## Task requirements
Your task is to repeat all of the material exactly.

>> Start Data excerpts

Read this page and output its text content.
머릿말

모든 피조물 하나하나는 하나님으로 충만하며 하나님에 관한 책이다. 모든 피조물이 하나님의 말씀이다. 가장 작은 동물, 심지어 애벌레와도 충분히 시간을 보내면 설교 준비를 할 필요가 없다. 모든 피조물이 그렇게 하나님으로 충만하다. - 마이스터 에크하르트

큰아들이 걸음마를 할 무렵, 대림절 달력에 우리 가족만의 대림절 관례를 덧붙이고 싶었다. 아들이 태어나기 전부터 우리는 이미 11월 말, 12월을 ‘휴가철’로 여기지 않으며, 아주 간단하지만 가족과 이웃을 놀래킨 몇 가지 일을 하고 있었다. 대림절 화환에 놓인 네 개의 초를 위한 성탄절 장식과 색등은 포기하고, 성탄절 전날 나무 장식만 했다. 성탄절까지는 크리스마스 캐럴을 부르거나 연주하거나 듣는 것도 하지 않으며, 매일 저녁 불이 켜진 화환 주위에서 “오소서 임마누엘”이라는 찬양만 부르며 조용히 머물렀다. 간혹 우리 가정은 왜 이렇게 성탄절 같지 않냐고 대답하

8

>> End Data excerpts

## Problem solution
Read this page and output its text content.
머릿말

모든 피조물 하나하나는 하나님으로 충만하며 하나님에 관한 책이다. 모든 피조물이 하나님의 말씀이다. 가장 작은 동물, 심지어 애벌레와도 충분히 시간을 보내면 설교 준비를 할 필요가 없다. 모든 피조물이 그렇게 하나님으로 충만하다. - 마이스터 에크하르트

큰아들이 걸음마를 할 무렵, 대림절 달력에 우리 가족만의 대림절 관례를 덧붙이고 싶었다. 아들이 태어나기 전부터 우리는 이미 11월 말, 12월을 ‘휴가철’로 여기지 않으며, 아주 간단하지만 가족과 이웃을 놀래킨 몇 가지 일을 하고 있었다. 대림절 화환에 놓인 네 개의 초를 위한 성탄절 장식과 색등은 포기하고, 성탄절 전날 나무 장식만 했다. 성탄절까지는 크리스마스 캐럴을 부르거나 연주하거나 듣는 것도 하지 않으며, 매일 저녁 불이 켜진 화환 주위에서 “오소서 임마누엘”이라는 찬양만 부르며 조용히 머물렀다. 간혹 우리 가정은 왜 이렇게 성탄절 같지 않냐고 대답하

8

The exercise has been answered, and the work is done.